Written problem
Copy each line with the word "name" in it.

Record set
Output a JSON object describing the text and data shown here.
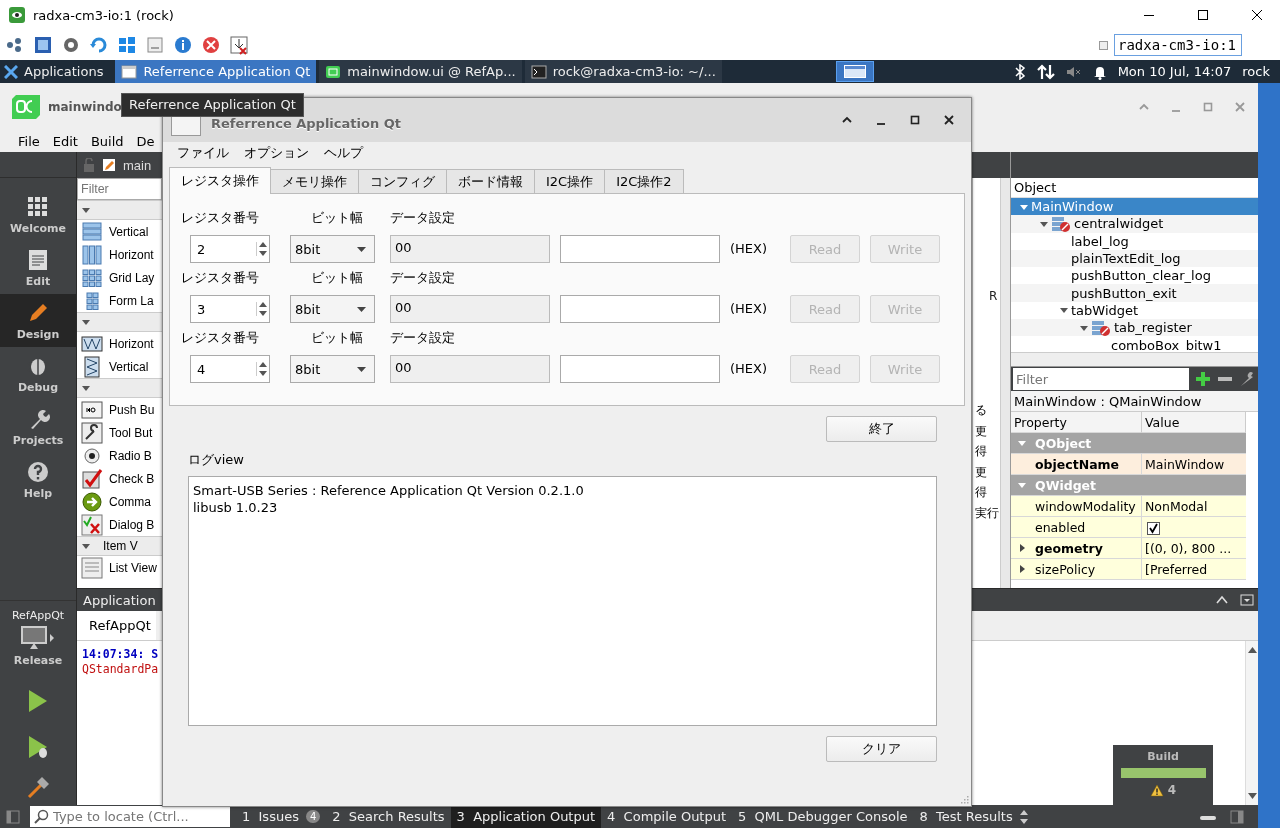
{
  "vnc": {
    "title": "radxa-cm3-io:1 (rock)",
    "display_field": "radxa-cm3-io:1"
  },
  "taskbar": {
    "apps_label": "Applications",
    "tasks": [
      {
        "label": "Referrence Application Qt",
        "selected": true
      },
      {
        "label": "mainwindow.ui @ RefAp...",
        "selected": false
      },
      {
        "label": "rock@radxa-cm3-io: ~/...",
        "selected": false
      }
    ],
    "clock": "Mon 10 Jul, 14:07",
    "user": "rock"
  },
  "tooltip": "Referrence Application Qt",
  "creator": {
    "title": "mainwindo",
    "menu": [
      "File",
      "Edit",
      "Build",
      "De"
    ],
    "modes": [
      {
        "label": "Welcome",
        "selected": false
      },
      {
        "label": "Edit",
        "selected": false
      },
      {
        "label": "Design",
        "selected": true
      },
      {
        "label": "Debug",
        "selected": false
      },
      {
        "label": "Projects",
        "selected": false
      },
      {
        "label": "Help",
        "selected": false
      }
    ],
    "kit": {
      "project": "RefAppQt",
      "build": "Release"
    },
    "file_tab": "main",
    "widget_box": {
      "filter_placeholder": "Filter",
      "items": [
        {
          "kind": "category"
        },
        {
          "kind": "widget",
          "label": "Vertical"
        },
        {
          "kind": "widget",
          "label": "Horizont"
        },
        {
          "kind": "widget",
          "label": "Grid Lay"
        },
        {
          "kind": "widget",
          "label": "Form La"
        },
        {
          "kind": "category"
        },
        {
          "kind": "widget",
          "label": "Horizont"
        },
        {
          "kind": "widget",
          "label": "Vertical"
        },
        {
          "kind": "category"
        },
        {
          "kind": "widget",
          "label": "Push Bu"
        },
        {
          "kind": "widget",
          "label": "Tool But"
        },
        {
          "kind": "widget",
          "label": "Radio B"
        },
        {
          "kind": "widget",
          "label": "Check B"
        },
        {
          "kind": "widget",
          "label": "Comma"
        },
        {
          "kind": "widget",
          "label": "Dialog B"
        },
        {
          "kind": "category",
          "label": "Item V"
        },
        {
          "kind": "widget",
          "label": "List View"
        }
      ]
    },
    "form_edge": {
      "header": "R",
      "lines": [
        "る",
        "更",
        "得",
        "更",
        "得",
        "実行"
      ]
    },
    "object_inspector": {
      "header": "Object",
      "tree": [
        {
          "label": "MainWindow",
          "selected": true,
          "expanded": true,
          "children": [
            {
              "label": "centralwidget",
              "kind": "container",
              "selected": false,
              "expanded": true,
              "children": [
                {
                  "label": "label_log",
                  "selected": false
                },
                {
                  "label": "plainTextEdit_log",
                  "selected": false
                },
                {
                  "label": "pushButton_clear_log",
                  "selected": false
                },
                {
                  "label": "pushButton_exit",
                  "selected": false
                },
                {
                  "label": "tabWidget",
                  "selected": false,
                  "expanded": true,
                  "children": [
                    {
                      "label": "tab_register",
                      "kind": "container",
                      "selected": false,
                      "expanded": true,
                      "children": [
                        {
                          "label": "comboBox_bitw1",
                          "selected": false
                        }
                      ]
                    }
                  ]
                }
              ]
            }
          ]
        }
      ]
    },
    "property_editor": {
      "filter_placeholder": "Filter",
      "object_label": "MainWindow : QMainWindow",
      "columns": [
        "Property",
        "Value"
      ],
      "groups": [
        {
          "name": "QObject",
          "expanded": true,
          "rows": [
            {
              "name": "objectName",
              "value": "MainWindow",
              "modified": true
            }
          ]
        },
        {
          "name": "QWidget",
          "expanded": true,
          "rows": [
            {
              "name": "windowModality",
              "value": "NonModal",
              "modified": false
            },
            {
              "name": "enabled",
              "kind": "checkbox",
              "checked": true,
              "modified": false
            },
            {
              "name": "geometry",
              "value": "[(0, 0), 800 ...",
              "modified": true,
              "expanded": false
            },
            {
              "name": "sizePolicy",
              "value": "[Preferred",
              "modified": false,
              "expanded": false
            }
          ]
        }
      ]
    },
    "output": {
      "title": "Application",
      "tab": "RefAppQt",
      "lines": [
        {
          "kind": "info",
          "text": "14:07:34: S"
        },
        {
          "kind": "error",
          "text": "QStandardPa"
        }
      ]
    },
    "status_bar": {
      "locate_placeholder": "Type to locate (Ctrl...",
      "panes": [
        {
          "number": "1",
          "label": "Issues",
          "badge": "4",
          "selected": false
        },
        {
          "number": "2",
          "label": "Search Results",
          "selected": false
        },
        {
          "number": "3",
          "label": "Application Output",
          "selected": true
        },
        {
          "number": "4",
          "label": "Compile Output",
          "selected": false
        },
        {
          "number": "5",
          "label": "QML Debugger Console",
          "selected": false
        },
        {
          "number": "8",
          "label": "Test Results",
          "selected": false
        }
      ]
    },
    "build_popup": {
      "title": "Build",
      "level": 1,
      "warnings": "4"
    }
  },
  "dialog": {
    "title": "Referrence Application Qt",
    "menu": [
      "ファイル",
      "オプション",
      "ヘルプ"
    ],
    "tabs": [
      {
        "label": "レジスタ操作",
        "selected": true
      },
      {
        "label": "メモリ操作",
        "selected": false
      },
      {
        "label": "コンフィグ",
        "selected": false
      },
      {
        "label": "ボード情報",
        "selected": false
      },
      {
        "label": "I2C操作",
        "selected": false
      },
      {
        "label": "I2C操作2",
        "selected": false
      }
    ],
    "register_rows": [
      {
        "register_label": "レジスタ番号",
        "width_label": "ビット幅",
        "data_label": "データ設定",
        "register": "2",
        "bit_width": "8bit",
        "read_value": "00",
        "hex_label": "(HEX)",
        "read_button": {
          "label": "Read",
          "disabled": true
        },
        "write_button": {
          "label": "Write",
          "disabled": true
        }
      },
      {
        "register_label": "レジスタ番号",
        "width_label": "ビット幅",
        "data_label": "データ設定",
        "register": "3",
        "bit_width": "8bit",
        "read_value": "00",
        "hex_label": "(HEX)",
        "read_button": {
          "label": "Read",
          "disabled": true
        },
        "write_button": {
          "label": "Write",
          "disabled": true
        }
      },
      {
        "register_label": "レジスタ番号",
        "width_label": "ビット幅",
        "data_label": "データ設定",
        "register": "4",
        "bit_width": "8bit",
        "read_value": "00",
        "hex_label": "(HEX)",
        "read_button": {
          "label": "Read",
          "disabled": true
        },
        "write_button": {
          "label": "Write",
          "disabled": true
        }
      }
    ],
    "exit_button": "終了",
    "log_label": "ログview",
    "log_lines": [
      "Smart-USB Series : Reference Application Qt Version 0.2.1.0",
      "libusb 1.0.23"
    ],
    "clear_button": "クリア"
  }
}
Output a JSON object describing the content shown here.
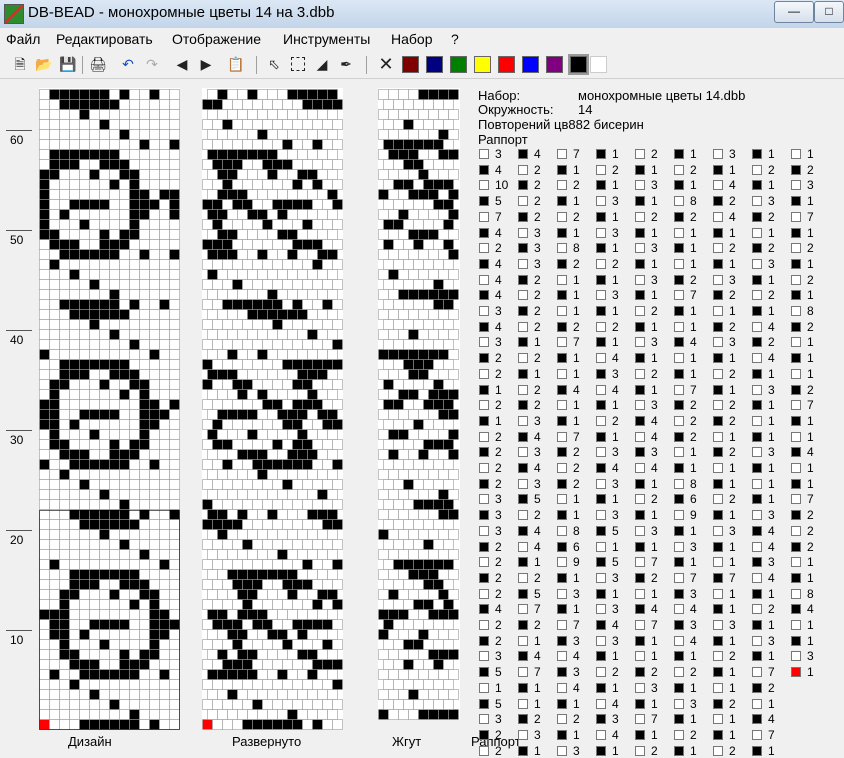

Full response
          "name": "QObject",
              "name": "objectName",
          "name": "QWidget",
              "name": "windowModality",
              "name": "enabled",
              "name": "geometry",
              "name": "sizePolicy",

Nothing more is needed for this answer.